-- Dataset entries --

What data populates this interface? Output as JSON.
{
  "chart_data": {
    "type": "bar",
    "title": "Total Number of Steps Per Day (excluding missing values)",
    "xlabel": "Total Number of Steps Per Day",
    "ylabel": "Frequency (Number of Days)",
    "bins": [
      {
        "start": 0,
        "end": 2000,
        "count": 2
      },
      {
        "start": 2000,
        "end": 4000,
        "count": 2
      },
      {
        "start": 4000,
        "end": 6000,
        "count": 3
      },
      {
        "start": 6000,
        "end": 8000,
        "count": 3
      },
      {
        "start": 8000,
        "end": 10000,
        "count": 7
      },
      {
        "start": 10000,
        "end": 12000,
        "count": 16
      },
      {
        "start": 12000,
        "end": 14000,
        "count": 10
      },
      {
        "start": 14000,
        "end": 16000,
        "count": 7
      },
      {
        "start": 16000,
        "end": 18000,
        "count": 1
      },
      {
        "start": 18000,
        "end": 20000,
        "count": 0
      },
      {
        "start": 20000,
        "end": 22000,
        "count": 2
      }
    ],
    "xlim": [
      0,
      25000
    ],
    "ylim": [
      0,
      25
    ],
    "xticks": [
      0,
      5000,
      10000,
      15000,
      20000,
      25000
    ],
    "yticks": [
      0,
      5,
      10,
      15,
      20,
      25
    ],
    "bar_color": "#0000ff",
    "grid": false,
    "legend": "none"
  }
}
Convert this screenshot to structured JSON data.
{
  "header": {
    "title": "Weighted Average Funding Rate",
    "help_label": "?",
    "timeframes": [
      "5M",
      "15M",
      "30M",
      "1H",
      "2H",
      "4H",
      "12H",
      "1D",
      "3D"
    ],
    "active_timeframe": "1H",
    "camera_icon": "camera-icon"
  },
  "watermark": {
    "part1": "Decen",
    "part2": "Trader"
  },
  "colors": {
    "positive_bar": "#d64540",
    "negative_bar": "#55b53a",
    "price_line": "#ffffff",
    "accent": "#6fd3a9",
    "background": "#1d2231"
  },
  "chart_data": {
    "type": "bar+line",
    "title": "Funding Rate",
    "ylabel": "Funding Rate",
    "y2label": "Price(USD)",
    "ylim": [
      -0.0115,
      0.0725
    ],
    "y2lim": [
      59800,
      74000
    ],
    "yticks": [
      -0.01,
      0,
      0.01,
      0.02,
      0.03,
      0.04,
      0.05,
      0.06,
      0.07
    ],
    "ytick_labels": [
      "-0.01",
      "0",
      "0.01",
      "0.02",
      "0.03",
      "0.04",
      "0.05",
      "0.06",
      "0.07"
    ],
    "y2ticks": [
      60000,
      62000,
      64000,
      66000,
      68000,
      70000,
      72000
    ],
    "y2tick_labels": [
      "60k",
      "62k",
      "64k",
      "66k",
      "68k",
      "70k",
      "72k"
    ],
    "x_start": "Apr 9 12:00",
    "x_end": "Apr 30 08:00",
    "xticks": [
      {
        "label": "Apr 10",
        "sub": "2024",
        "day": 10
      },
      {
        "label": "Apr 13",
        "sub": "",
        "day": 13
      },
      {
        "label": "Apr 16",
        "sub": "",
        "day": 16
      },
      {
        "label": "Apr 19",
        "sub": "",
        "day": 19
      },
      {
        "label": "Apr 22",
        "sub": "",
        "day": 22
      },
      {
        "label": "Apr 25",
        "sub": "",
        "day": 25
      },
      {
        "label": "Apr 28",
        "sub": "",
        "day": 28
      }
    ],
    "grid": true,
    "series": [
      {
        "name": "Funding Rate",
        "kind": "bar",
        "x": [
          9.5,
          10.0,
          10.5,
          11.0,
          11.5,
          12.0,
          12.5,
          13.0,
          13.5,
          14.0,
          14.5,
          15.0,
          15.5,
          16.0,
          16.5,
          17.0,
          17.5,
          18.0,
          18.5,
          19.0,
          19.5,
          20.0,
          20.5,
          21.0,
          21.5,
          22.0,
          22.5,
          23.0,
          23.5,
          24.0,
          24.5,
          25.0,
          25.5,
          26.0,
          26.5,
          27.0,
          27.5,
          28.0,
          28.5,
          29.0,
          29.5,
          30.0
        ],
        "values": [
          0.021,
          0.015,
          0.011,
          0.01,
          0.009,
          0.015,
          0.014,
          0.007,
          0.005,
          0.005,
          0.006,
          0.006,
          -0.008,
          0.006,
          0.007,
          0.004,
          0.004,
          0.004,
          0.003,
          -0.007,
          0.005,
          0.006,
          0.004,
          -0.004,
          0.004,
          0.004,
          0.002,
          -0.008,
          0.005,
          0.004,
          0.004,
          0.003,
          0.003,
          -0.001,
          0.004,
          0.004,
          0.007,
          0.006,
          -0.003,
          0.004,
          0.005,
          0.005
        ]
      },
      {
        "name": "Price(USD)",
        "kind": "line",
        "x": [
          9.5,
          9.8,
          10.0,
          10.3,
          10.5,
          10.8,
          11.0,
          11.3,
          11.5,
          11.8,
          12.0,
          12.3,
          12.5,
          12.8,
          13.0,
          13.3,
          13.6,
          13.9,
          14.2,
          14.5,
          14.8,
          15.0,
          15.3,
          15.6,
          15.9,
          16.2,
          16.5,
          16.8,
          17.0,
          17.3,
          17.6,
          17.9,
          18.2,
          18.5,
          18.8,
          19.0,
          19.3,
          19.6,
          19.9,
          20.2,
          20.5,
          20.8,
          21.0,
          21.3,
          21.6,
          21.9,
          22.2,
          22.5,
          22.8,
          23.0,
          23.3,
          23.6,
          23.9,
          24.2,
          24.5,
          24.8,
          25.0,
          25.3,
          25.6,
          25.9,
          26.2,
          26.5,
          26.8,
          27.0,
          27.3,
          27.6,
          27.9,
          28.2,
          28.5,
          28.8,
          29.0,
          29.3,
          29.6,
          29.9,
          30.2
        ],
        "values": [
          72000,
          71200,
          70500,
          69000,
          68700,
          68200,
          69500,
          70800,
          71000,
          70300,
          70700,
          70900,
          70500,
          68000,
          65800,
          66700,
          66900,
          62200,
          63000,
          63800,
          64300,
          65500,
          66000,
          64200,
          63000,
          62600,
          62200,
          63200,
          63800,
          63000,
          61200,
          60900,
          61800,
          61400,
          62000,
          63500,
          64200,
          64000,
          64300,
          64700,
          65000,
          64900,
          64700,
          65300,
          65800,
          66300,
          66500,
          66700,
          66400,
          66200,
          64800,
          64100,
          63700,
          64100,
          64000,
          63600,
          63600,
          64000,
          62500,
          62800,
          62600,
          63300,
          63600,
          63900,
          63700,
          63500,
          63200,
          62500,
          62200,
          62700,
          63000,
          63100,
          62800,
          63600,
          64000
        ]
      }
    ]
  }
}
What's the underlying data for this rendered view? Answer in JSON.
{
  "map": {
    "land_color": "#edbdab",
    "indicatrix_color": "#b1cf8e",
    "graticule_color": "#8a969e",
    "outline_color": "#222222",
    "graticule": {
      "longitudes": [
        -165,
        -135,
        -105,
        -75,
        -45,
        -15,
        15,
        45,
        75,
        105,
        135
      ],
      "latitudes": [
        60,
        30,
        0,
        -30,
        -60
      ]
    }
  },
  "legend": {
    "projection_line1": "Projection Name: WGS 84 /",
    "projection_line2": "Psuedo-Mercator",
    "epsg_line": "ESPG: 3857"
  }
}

-- Aim --
Each line above must be printed exactly as it appears.

-- Reply to the task --
What data populates this interface? Output as JSON.
{
  "chart_data": {
    "type": "bar",
    "title": "Total Number of Steps Per Day (excluding missing values)",
    "xlabel": "Total Number of Steps Per Day",
    "ylabel": "Frequency (Number of Days)",
    "bins": [
      {
        "start": 0,
        "end": 2000,
        "count": 2
      },
      {
        "start": 2000,
        "end": 4000,
        "count": 2
      },
      {
        "start": 4000,
        "end": 6000,
        "count": 3
      },
      {
        "start": 6000,
        "end": 8000,
        "count": 3
      },
      {
        "start": 8000,
        "end": 10000,
        "count": 7
      },
      {
        "start": 10000,
        "end": 12000,
        "count": 16
      },
      {
        "start": 12000,
        "end": 14000,
        "count": 10
      },
      {
        "start": 14000,
        "end": 16000,
        "count": 7
      },
      {
        "start": 16000,
        "end": 18000,
        "count": 1
      },
      {
        "start": 18000,
        "end": 20000,
        "count": 0
      },
      {
        "start": 20000,
        "end": 22000,
        "count": 2
      }
    ],
    "xlim": [
      0,
      25000
    ],
    "ylim": [
      0,
      25
    ],
    "xticks": [
      0,
      5000,
      10000,
      15000,
      20000,
      25000
    ],
    "yticks": [
      0,
      5,
      10,
      15,
      20,
      25
    ],
    "bar_color": "#0000ff",
    "grid": false,
    "legend": "none"
  }
}
Convert this screenshot to structured JSON data.
{
  "header": {
    "title": "Weighted Average Funding Rate",
    "help_label": "?",
    "timeframes": [
      "5M",
      "15M",
      "30M",
      "1H",
      "2H",
      "4H",
      "12H",
      "1D",
      "3D"
    ],
    "active_timeframe": "1H",
    "camera_icon": "camera-icon"
  },
  "watermark": {
    "part1": "Decen",
    "part2": "Trader"
  },
  "colors": {
    "positive_bar": "#d64540",
    "negative_bar": "#55b53a",
    "price_line": "#ffffff",
    "accent": "#6fd3a9",
    "background": "#1d2231"
  },
  "chart_data": {
    "type": "bar+line",
    "title": "Funding Rate",
    "ylabel": "Funding Rate",
    "y2label": "Price(USD)",
    "ylim": [
      -0.0115,
      0.0725
    ],
    "y2lim": [
      59800,
      74000
    ],
    "yticks": [
      -0.01,
      0,
      0.01,
      0.02,
      0.03,
      0.04,
      0.05,
      0.06,
      0.07
    ],
    "ytick_labels": [
      "-0.01",
      "0",
      "0.01",
      "0.02",
      "0.03",
      "0.04",
      "0.05",
      "0.06",
      "0.07"
    ],
    "y2ticks": [
      60000,
      62000,
      64000,
      66000,
      68000,
      70000,
      72000
    ],
    "y2tick_labels": [
      "60k",
      "62k",
      "64k",
      "66k",
      "68k",
      "70k",
      "72k"
    ],
    "x_start": "Apr 9 12:00",
    "x_end": "Apr 30 08:00",
    "xticks": [
      {
        "label": "Apr 10",
        "sub": "2024",
        "day": 10
      },
      {
        "label": "Apr 13",
        "sub": "",
        "day": 13
      },
      {
        "label": "Apr 16",
        "sub": "",
        "day": 16
      },
      {
        "label": "Apr 19",
        "sub": "",
        "day": 19
      },
      {
        "label": "Apr 22",
        "sub": "",
        "day": 22
      },
      {
        "label": "Apr 25",
        "sub": "",
        "day": 25
      },
      {
        "label": "Apr 28",
        "sub": "",
        "day": 28
      }
    ],
    "grid": true,
    "series": [
      {
        "name": "Funding Rate",
        "kind": "bar",
        "x": [
          9.5,
          10.0,
          10.5,
          11.0,
          11.5,
          12.0,
          12.5,
          13.0,
          13.5,
          14.0,
          14.5,
          15.0,
          15.5,
          16.0,
          16.5,
          17.0,
          17.5,
          18.0,
          18.5,
          19.0,
          19.5,
          20.0,
          20.5,
          21.0,
          21.5,
          22.0,
          22.5,
          23.0,
          23.5,
          24.0,
          24.5,
          25.0,
          25.5,
          26.0,
          26.5,
          27.0,
          27.5,
          28.0,
          28.5,
          29.0,
          29.5,
          30.0
        ],
        "values": [
          0.021,
          0.015,
          0.011,
          0.01,
          0.009,
          0.015,
          0.014,
          0.007,
          0.005,
          0.005,
          0.006,
          0.006,
          -0.008,
          0.006,
          0.007,
          0.004,
          0.004,
          0.004,
          0.003,
          -0.007,
          0.005,
          0.006,
          0.004,
          -0.004,
          0.004,
          0.004,
          0.002,
          -0.008,
          0.005,
          0.004,
          0.004,
          0.003,
          0.003,
          -0.001,
          0.004,
          0.004,
          0.007,
          0.006,
          -0.003,
          0.004,
          0.005,
          0.005
        ]
      },
      {
        "name": "Price(USD)",
        "kind": "line",
        "x": [
          9.5,
          9.8,
          10.0,
          10.3,
          10.5,
          10.8,
          11.0,
          11.3,
          11.5,
          11.8,
          12.0,
          12.3,
          12.5,
          12.8,
          13.0,
          13.3,
          13.6,
          13.9,
          14.2,
          14.5,
          14.8,
          15.0,
          15.3,
          15.6,
          15.9,
          16.2,
          16.5,
          16.8,
          17.0,
          17.3,
          17.6,
          17.9,
          18.2,
          18.5,
          18.8,
          19.0,
          19.3,
          19.6,
          19.9,
          20.2,
          20.5,
          20.8,
          21.0,
          21.3,
          21.6,
          21.9,
          22.2,
          22.5,
          22.8,
          23.0,
          23.3,
          23.6,
          23.9,
          24.2,
          24.5,
          24.8,
          25.0,
          25.3,
          25.6,
          25.9,
          26.2,
          26.5,
          26.8,
          27.0,
          27.3,
          27.6,
          27.9,
          28.2,
          28.5,
          28.8,
          29.0,
          29.3,
          29.6,
          29.9,
          30.2
        ],
        "values": [
          72000,
          71200,
          70500,
          69000,
          68700,
          68200,
          69500,
          70800,
          71000,
          70300,
          70700,
          70900,
          70500,
          68000,
          65800,
          66700,
          66900,
          62200,
          63000,
          63800,
          64300,
          65500,
          66000,
          64200,
          63000,
          62600,
          62200,
          63200,
          63800,
          63000,
          61200,
          60900,
          61800,
          61400,
          62000,
          63500,
          64200,
          64000,
          64300,
          64700,
          65000,
          64900,
          64700,
          65300,
          65800,
          66300,
          66500,
          66700,
          66400,
          66200,
          64800,
          64100,
          63700,
          64100,
          64000,
          63600,
          63600,
          64000,
          62500,
          62800,
          62600,
          63300,
          63600,
          63900,
          63700,
          63500,
          63200,
          62500,
          62200,
          62700,
          63000,
          63100,
          62800,
          63600,
          64000
        ]
      }
    ]
  }
}
What's the underlying data for this rendered view? Answer in JSON.
{
  "map": {
    "land_color": "#edbdab",
    "indicatrix_color": "#b1cf8e",
    "graticule_color": "#8a969e",
    "outline_color": "#222222",
    "graticule": {
      "longitudes": [
        -165,
        -135,
        -105,
        -75,
        -45,
        -15,
        15,
        45,
        75,
        105,
        135
      ],
      "latitudes": [
        60,
        30,
        0,
        -30,
        -60
      ]
    }
  },
  "legend": {
    "projection_line1": "Projection Name: WGS 84 /",
    "projection_line2": "Psuedo-Mercator",
    "epsg_line": "ESPG: 3857"
  }
}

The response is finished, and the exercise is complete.